→ GIVEN TASK:
Print out each record below, unaltered and complete, without its images.

--

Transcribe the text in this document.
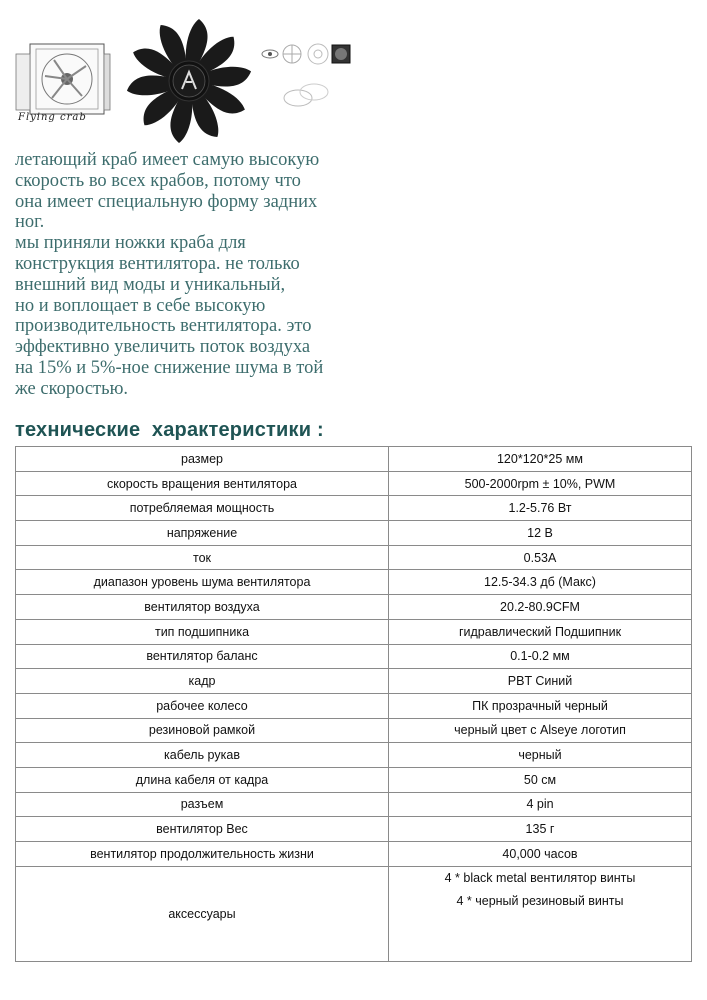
Flying crab

летающий краб имеет самую высокую

скорость во всех крабов, потому что

она имеет специальную форму задних

ног.

мы приняли ножки краба для

конструкция вентилятора. не только

внешний вид моды и уникальный,

но и воплощает в себе высокую

производительность вентилятора. это

эффективно увеличить поток воздуха

на 15% и 5%-ное снижение шума в той

же скоростью.

технические  характеристики :
размер	120*120*25 мм
скорость вращения вентилятора	500-2000rpm ± 10%, PWM
потребляемая мощность	1.2-5.76 Вт
напряжение	12 В
ток	0.53А
диапазон уровень шума вентилятора	12.5-34.3 дб (Макс)
вентилятор воздуха	20.2-80.9CFM
тип подшипника	гидравлический Подшипник
вентилятор баланс	0.1-0.2 мм
кадр	PBT Синий
рабочее колесо	ПК прозрачный черный
резиновой рамкой	черный цвет с Alseye логотип
кабель рукав	черный
длина кабеля от кадра	50 см
разъем	4 pin
вентилятор Вес	135 г
вентилятор продолжительность жизни	40,000 часов
аксессуары	4 * black metal вентилятор винты
4 * черный резиновый винты
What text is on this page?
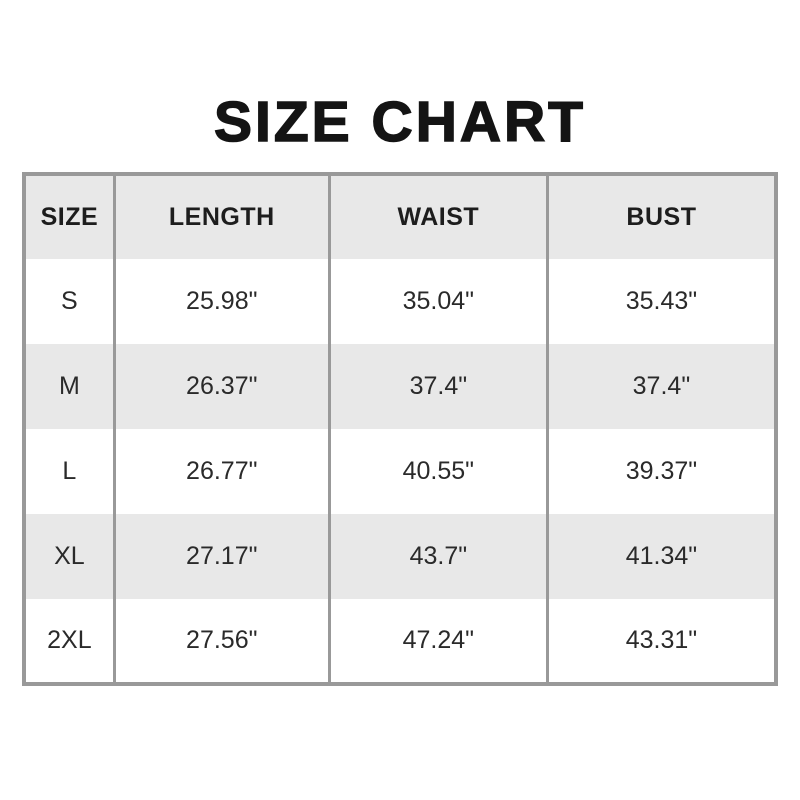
SIZE CHART
SIZE	LENGTH	WAIST	BUST
S	25.98"	35.04"	35.43"
M	26.37"	37.4"	37.4"
L	26.77"	40.55"	39.37"
XL	27.17"	43.7"	41.34"
2XL	27.56"	47.24"	43.31"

--

→ THE REPLY:
Transcribe the text in this document.
Flying crab

летающий краб имеет самую высокую

скорость во всех крабов, потому что

она имеет специальную форму задних

ног.

мы приняли ножки краба для

конструкция вентилятора. не только

внешний вид моды и уникальный,

но и воплощает в себе высокую

производительность вентилятора. это

эффективно увеличить поток воздуха

на 15% и 5%-ное снижение шума в той

же скоростью.

технические  характеристики :
размер	120*120*25 мм
скорость вращения вентилятора	500-2000rpm ± 10%, PWM
потребляемая мощность	1.2-5.76 Вт
напряжение	12 В
ток	0.53А
диапазон уровень шума вентилятора	12.5-34.3 дб (Макс)
вентилятор воздуха	20.2-80.9CFM
тип подшипника	гидравлический Подшипник
вентилятор баланс	0.1-0.2 мм
кадр	PBT Синий
рабочее колесо	ПК прозрачный черный
резиновой рамкой	черный цвет с Alseye логотип
кабель рукав	черный
длина кабеля от кадра	50 см
разъем	4 pin
вентилятор Вес	135 г
вентилятор продолжительность жизни	40,000 часов
аксессуары	4 * black metal вентилятор винты
4 * черный резиновый винты
What text is on this page?
SIZE CHART
SIZE	LENGTH	WAIST	BUST
S	25.98"	35.04"	35.43"
M	26.37"	37.4"	37.4"
L	26.77"	40.55"	39.37"
XL	27.17"	43.7"	41.34"
2XL	27.56"	47.24"	43.31"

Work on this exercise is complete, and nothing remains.